BEGIN Material for the task
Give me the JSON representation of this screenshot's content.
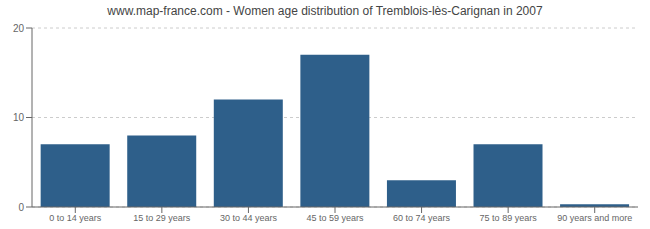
{
  "chart_data": {
    "type": "bar",
    "title": "www.map-france.com - Women age distribution of Tremblois-lès-Carignan in 2007",
    "categories": [
      "0 to 14 years",
      "15 to 29 years",
      "30 to 44 years",
      "45 to 59 years",
      "60 to 74 years",
      "75 to 89 years",
      "90 years and more"
    ],
    "values": [
      7,
      8,
      12,
      17,
      3,
      7,
      0.3
    ],
    "color": "#2e5f8a",
    "ylim": [
      0,
      20
    ],
    "yticks": [
      0,
      10,
      20
    ],
    "grid": true
  }
}
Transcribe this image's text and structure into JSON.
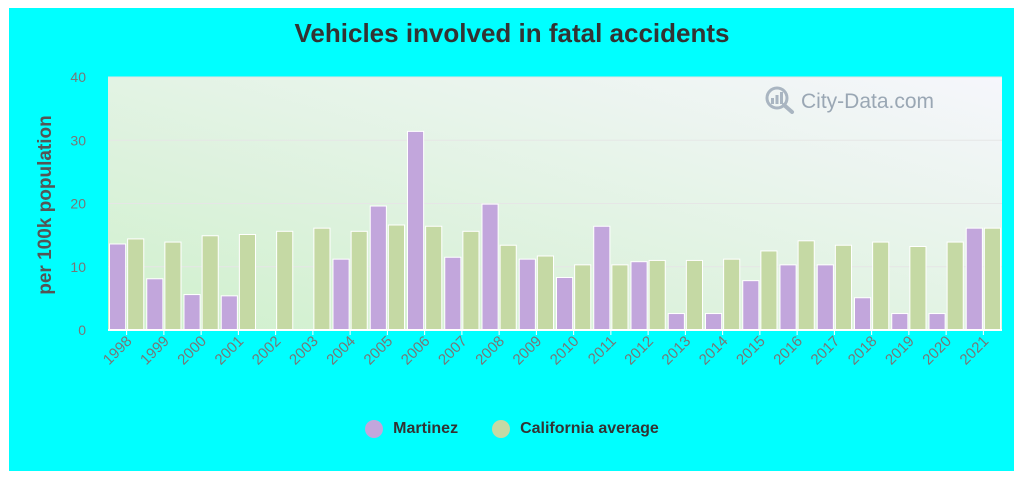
{
  "watermark": {
    "text": "City-Data.com",
    "icon": "magnifier-chart-icon"
  },
  "legend": {
    "items": [
      {
        "label": "Martinez",
        "color": "#c2a6dc"
      },
      {
        "label": "California average",
        "color": "#c5d9a4"
      }
    ]
  },
  "colors": {
    "background": "#00ffff",
    "plot_top": "#f6f6fc",
    "plot_bottom": "#cff0cc",
    "axis_text": "#777777"
  },
  "chart_data": {
    "type": "bar",
    "title": "Vehicles involved in fatal accidents",
    "xlabel": "",
    "ylabel": "per 100k population",
    "ylim": [
      0,
      40
    ],
    "yticks": [
      0,
      10,
      20,
      30,
      40
    ],
    "grid": true,
    "legend_position": "bottom",
    "categories": [
      "1998",
      "1999",
      "2000",
      "2001",
      "2002",
      "2003",
      "2004",
      "2005",
      "2006",
      "2007",
      "2008",
      "2009",
      "2010",
      "2011",
      "2012",
      "2013",
      "2014",
      "2015",
      "2016",
      "2017",
      "2018",
      "2019",
      "2020",
      "2021"
    ],
    "series": [
      {
        "name": "Martinez",
        "color": "#c2a6dc",
        "values": [
          13.6,
          8.1,
          5.6,
          5.4,
          null,
          null,
          11.2,
          19.6,
          31.4,
          11.5,
          19.9,
          11.2,
          8.3,
          16.4,
          10.8,
          2.6,
          2.6,
          7.8,
          10.3,
          10.3,
          5.1,
          2.6,
          2.6,
          16.1
        ]
      },
      {
        "name": "California average",
        "color": "#c5d9a4",
        "values": [
          14.4,
          13.9,
          14.9,
          15.1,
          15.6,
          16.1,
          15.6,
          16.6,
          16.4,
          15.6,
          13.4,
          11.7,
          10.3,
          10.3,
          11.0,
          11.0,
          11.2,
          12.5,
          14.1,
          13.4,
          13.9,
          13.2,
          13.9,
          16.1
        ]
      }
    ]
  }
}
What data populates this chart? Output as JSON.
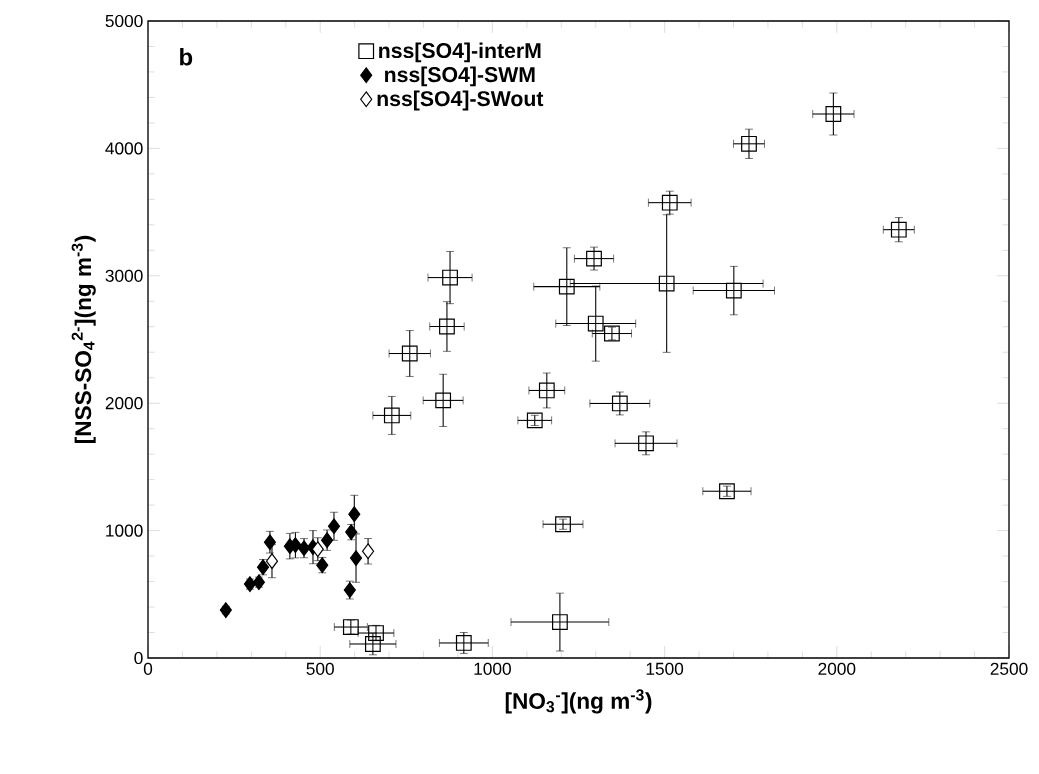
{
  "chart_data": {
    "type": "scatter",
    "xlabel": "[NO$_{3}$$^{-}$](ng m$^{-3}$)",
    "ylabel": "[NSS-SO$_{4}$$^{2-}$](ng m$^{-3}$)",
    "annotations": [
      "b"
    ],
    "xlim": [
      0,
      2500
    ],
    "xticks": [
      0,
      500,
      1000,
      1500,
      2000,
      2500
    ],
    "ylim": [
      0,
      5000
    ],
    "yticks": [
      0,
      1000,
      2000,
      3000,
      4000,
      5000
    ],
    "grid": false,
    "legend": "top left",
    "series": [
      {
        "name": "nss[SO4]-interM",
        "color": "#000000",
        "marker": "square",
        "x": [
          1990,
          1745,
          2180,
          1701,
          1515,
          1506,
          1216,
          1295,
          1300,
          1347,
          877,
          868,
          857,
          1158,
          1123,
          1370,
          1446,
          1681,
          1205,
          1196,
          917,
          708,
          760,
          589,
          662,
          653
        ],
        "values": [
          4270,
          4036,
          3362,
          2884,
          3574,
          2939,
          2915,
          3135,
          2625,
          2547,
          2986,
          2602,
          2022,
          2100,
          1865,
          1998,
          1685,
          1309,
          1050,
          282,
          118,
          1904,
          2390,
          243,
          196,
          110
        ],
        "xerrors": [
          60,
          45,
          45,
          118,
          62,
          280,
          96,
          57,
          116,
          57,
          64,
          50,
          58,
          52,
          49,
          87,
          90,
          70,
          58,
          142,
          71,
          55,
          60,
          48,
          52,
          67
        ],
        "errors": [
          165,
          115,
          95,
          190,
          90,
          540,
          305,
          90,
          295,
          50,
          205,
          195,
          205,
          137,
          40,
          90,
          90,
          40,
          40,
          227,
          82,
          149,
          180,
          55,
          60,
          85
        ]
      },
      {
        "name": "nss[SO4]-SWM",
        "color": "#000000",
        "marker": "diamond",
        "x": [
          226,
          296,
          322,
          334,
          354,
          412,
          428,
          453,
          479,
          506,
          520,
          540,
          599,
          590,
          604,
          586
        ],
        "values": [
          376,
          580,
          595,
          713,
          909,
          878,
          886,
          862,
          870,
          729,
          925,
          1034,
          1129,
          988,
          784,
          533
        ],
        "errors": [
          30,
          40,
          40,
          60,
          85,
          100,
          100,
          75,
          130,
          60,
          80,
          110,
          148,
          60,
          190,
          70
        ]
      },
      {
        "name": "nss[SO4]-SWout",
        "color": "#ffffff",
        "marker": "diamond",
        "x": [
          360,
          493,
          639
        ],
        "values": [
          760,
          854,
          838
        ],
        "errors": [
          130,
          90,
          100
        ]
      }
    ]
  }
}
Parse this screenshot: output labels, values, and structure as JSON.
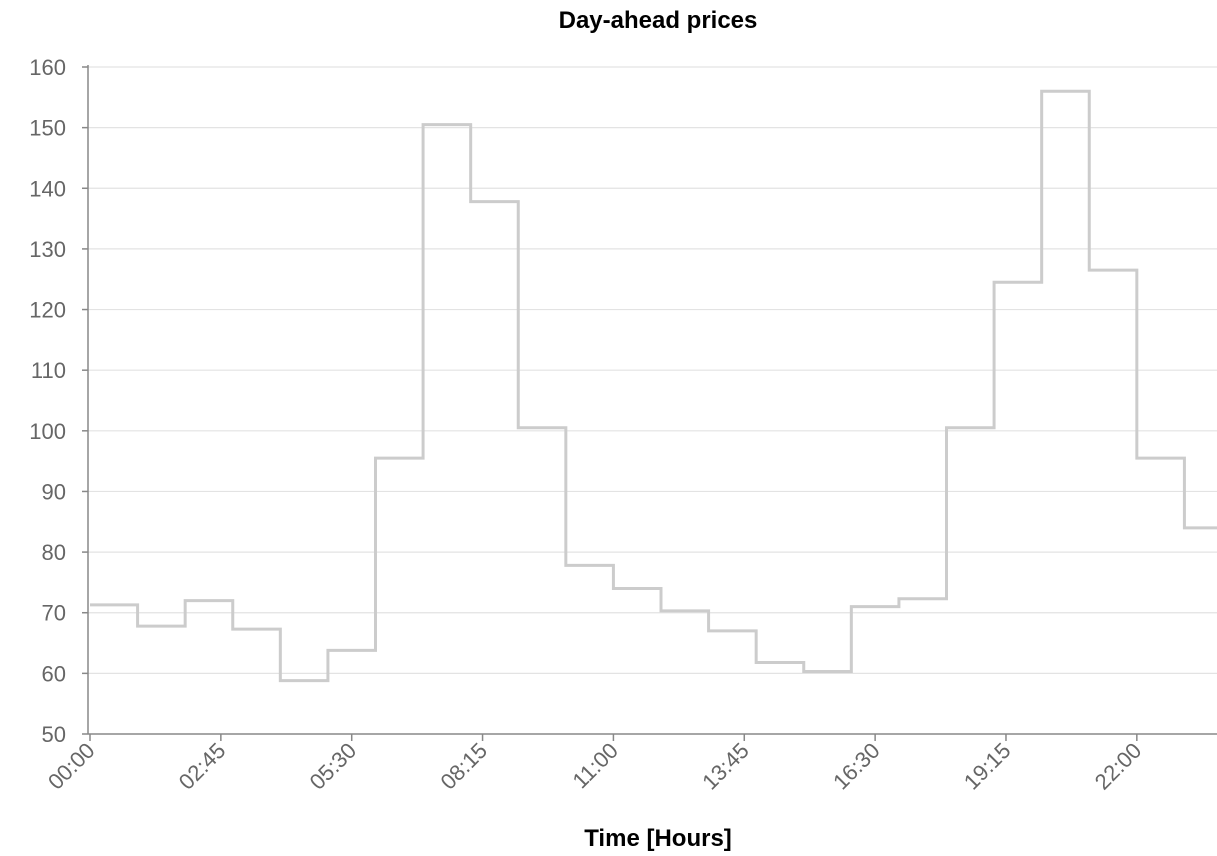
{
  "chart_data": {
    "type": "line",
    "step": "post",
    "title": "Day-ahead prices",
    "xlabel": "Time [Hours]",
    "ylabel": "",
    "ylim": [
      50,
      160
    ],
    "yticks": [
      50,
      60,
      70,
      80,
      90,
      100,
      110,
      120,
      130,
      140,
      150,
      160
    ],
    "xticks": [
      "00:00",
      "02:45",
      "05:30",
      "08:15",
      "11:00",
      "13:45",
      "16:30",
      "19:15",
      "22:00"
    ],
    "grid": true,
    "series": [
      {
        "color": "#cccccc",
        "x": [
          "00:00",
          "01:00",
          "02:00",
          "03:00",
          "04:00",
          "05:00",
          "06:00",
          "07:00",
          "08:00",
          "09:00",
          "10:00",
          "11:00",
          "12:00",
          "13:00",
          "14:00",
          "15:00",
          "16:00",
          "17:00",
          "18:00",
          "19:00",
          "20:00",
          "21:00",
          "22:00",
          "23:00"
        ],
        "values": [
          71.3,
          67.8,
          72.0,
          67.3,
          58.8,
          63.8,
          95.5,
          150.5,
          137.8,
          100.5,
          77.8,
          74.0,
          70.3,
          67.0,
          61.8,
          60.3,
          71.0,
          72.3,
          100.5,
          124.5,
          156.0,
          126.5,
          95.5,
          84.0
        ]
      }
    ]
  }
}
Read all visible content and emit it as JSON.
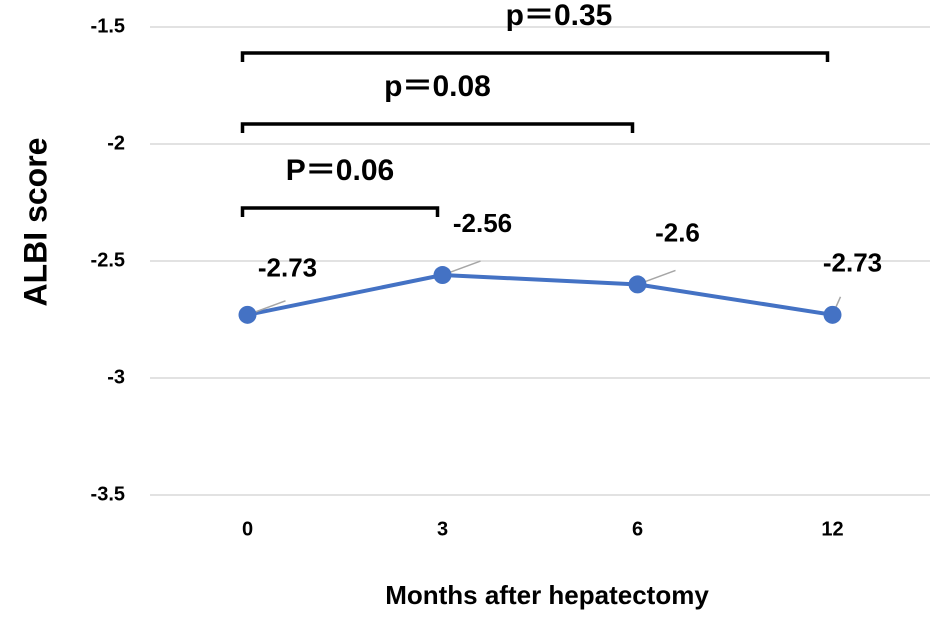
END Material for the task
→ **Your objective**
Each record above should come back exactly the same, only without its pictures.

→ **Full response**
Give me the JSON representation of this screenshot's content.
{
  "chart_data": {
    "type": "bar",
    "title": "www.map-france.com - Women age distribution of Tremblois-lès-Carignan in 2007",
    "categories": [
      "0 to 14 years",
      "15 to 29 years",
      "30 to 44 years",
      "45 to 59 years",
      "60 to 74 years",
      "75 to 89 years",
      "90 years and more"
    ],
    "values": [
      7,
      8,
      12,
      17,
      3,
      7,
      0.3
    ],
    "color": "#2e5f8a",
    "ylim": [
      0,
      20
    ],
    "yticks": [
      0,
      10,
      20
    ],
    "grid": true
  }
}
Transcribe this image's text and structure into JSON.
{
  "watermark": {
    "text": "City-Data.com",
    "icon": "magnifier-chart-icon"
  },
  "legend": {
    "items": [
      {
        "label": "Martinez",
        "color": "#c2a6dc"
      },
      {
        "label": "California average",
        "color": "#c5d9a4"
      }
    ]
  },
  "colors": {
    "background": "#00ffff",
    "plot_top": "#f6f6fc",
    "plot_bottom": "#cff0cc",
    "axis_text": "#777777"
  },
  "chart_data": {
    "type": "bar",
    "title": "Vehicles involved in fatal accidents",
    "xlabel": "",
    "ylabel": "per 100k population",
    "ylim": [
      0,
      40
    ],
    "yticks": [
      0,
      10,
      20,
      30,
      40
    ],
    "grid": true,
    "legend_position": "bottom",
    "categories": [
      "1998",
      "1999",
      "2000",
      "2001",
      "2002",
      "2003",
      "2004",
      "2005",
      "2006",
      "2007",
      "2008",
      "2009",
      "2010",
      "2011",
      "2012",
      "2013",
      "2014",
      "2015",
      "2016",
      "2017",
      "2018",
      "2019",
      "2020",
      "2021"
    ],
    "series": [
      {
        "name": "Martinez",
        "color": "#c2a6dc",
        "values": [
          13.6,
          8.1,
          5.6,
          5.4,
          null,
          null,
          11.2,
          19.6,
          31.4,
          11.5,
          19.9,
          11.2,
          8.3,
          16.4,
          10.8,
          2.6,
          2.6,
          7.8,
          10.3,
          10.3,
          5.1,
          2.6,
          2.6,
          16.1
        ]
      },
      {
        "name": "California average",
        "color": "#c5d9a4",
        "values": [
          14.4,
          13.9,
          14.9,
          15.1,
          15.6,
          16.1,
          15.6,
          16.6,
          16.4,
          15.6,
          13.4,
          11.7,
          10.3,
          10.3,
          11.0,
          11.0,
          11.2,
          12.5,
          14.1,
          13.4,
          13.9,
          13.2,
          13.9,
          16.1
        ]
      }
    ]
  }
}
What data populates this chart? Output as JSON.
{
  "chart_data": {
    "type": "scatter",
    "xlabel": "[NO$_{3}$$^{-}$](ng m$^{-3}$)",
    "ylabel": "[NSS-SO$_{4}$$^{2-}$](ng m$^{-3}$)",
    "annotations": [
      "b"
    ],
    "xlim": [
      0,
      2500
    ],
    "xticks": [
      0,
      500,
      1000,
      1500,
      2000,
      2500
    ],
    "ylim": [
      0,
      5000
    ],
    "yticks": [
      0,
      1000,
      2000,
      3000,
      4000,
      5000
    ],
    "grid": false,
    "legend": "top left",
    "series": [
      {
        "name": "nss[SO4]-interM",
        "color": "#000000",
        "marker": "square",
        "x": [
          1990,
          1745,
          2180,
          1701,
          1515,
          1506,
          1216,
          1295,
          1300,
          1347,
          877,
          868,
          857,
          1158,
          1123,
          1370,
          1446,
          1681,
          1205,
          1196,
          917,
          708,
          760,
          589,
          662,
          653
        ],
        "values": [
          4270,
          4036,
          3362,
          2884,
          3574,
          2939,
          2915,
          3135,
          2625,
          2547,
          2986,
          2602,
          2022,
          2100,
          1865,
          1998,
          1685,
          1309,
          1050,
          282,
          118,
          1904,
          2390,
          243,
          196,
          110
        ],
        "xerrors": [
          60,
          45,
          45,
          118,
          62,
          280,
          96,
          57,
          116,
          57,
          64,
          50,
          58,
          52,
          49,
          87,
          90,
          70,
          58,
          142,
          71,
          55,
          60,
          48,
          52,
          67
        ],
        "errors": [
          165,
          115,
          95,
          190,
          90,
          540,
          305,
          90,
          295,
          50,
          205,
          195,
          205,
          137,
          40,
          90,
          90,
          40,
          40,
          227,
          82,
          149,
          180,
          55,
          60,
          85
        ]
      },
      {
        "name": "nss[SO4]-SWM",
        "color": "#000000",
        "marker": "diamond",
        "x": [
          226,
          296,
          322,
          334,
          354,
          412,
          428,
          453,
          479,
          506,
          520,
          540,
          599,
          590,
          604,
          586
        ],
        "values": [
          376,
          580,
          595,
          713,
          909,
          878,
          886,
          862,
          870,
          729,
          925,
          1034,
          1129,
          988,
          784,
          533
        ],
        "errors": [
          30,
          40,
          40,
          60,
          85,
          100,
          100,
          75,
          130,
          60,
          80,
          110,
          148,
          60,
          190,
          70
        ]
      },
      {
        "name": "nss[SO4]-SWout",
        "color": "#ffffff",
        "marker": "diamond",
        "x": [
          360,
          493,
          639
        ],
        "values": [
          760,
          854,
          838
        ],
        "errors": [
          130,
          90,
          100
        ]
      }
    ]
  }
}
Parse this screenshot: output labels, values, and structure as JSON.
{
  "chart_data": {
    "type": "line",
    "step": "post",
    "title": "Day-ahead prices",
    "xlabel": "Time [Hours]",
    "ylabel": "",
    "ylim": [
      50,
      160
    ],
    "yticks": [
      50,
      60,
      70,
      80,
      90,
      100,
      110,
      120,
      130,
      140,
      150,
      160
    ],
    "xticks": [
      "00:00",
      "02:45",
      "05:30",
      "08:15",
      "11:00",
      "13:45",
      "16:30",
      "19:15",
      "22:00"
    ],
    "grid": true,
    "series": [
      {
        "color": "#cccccc",
        "x": [
          "00:00",
          "01:00",
          "02:00",
          "03:00",
          "04:00",
          "05:00",
          "06:00",
          "07:00",
          "08:00",
          "09:00",
          "10:00",
          "11:00",
          "12:00",
          "13:00",
          "14:00",
          "15:00",
          "16:00",
          "17:00",
          "18:00",
          "19:00",
          "20:00",
          "21:00",
          "22:00",
          "23:00"
        ],
        "values": [
          71.3,
          67.8,
          72.0,
          67.3,
          58.8,
          63.8,
          95.5,
          150.5,
          137.8,
          100.5,
          77.8,
          74.0,
          70.3,
          67.0,
          61.8,
          60.3,
          71.0,
          72.3,
          100.5,
          124.5,
          156.0,
          126.5,
          95.5,
          84.0
        ]
      }
    ]
  }
}
Read all visible content and emit it as JSON.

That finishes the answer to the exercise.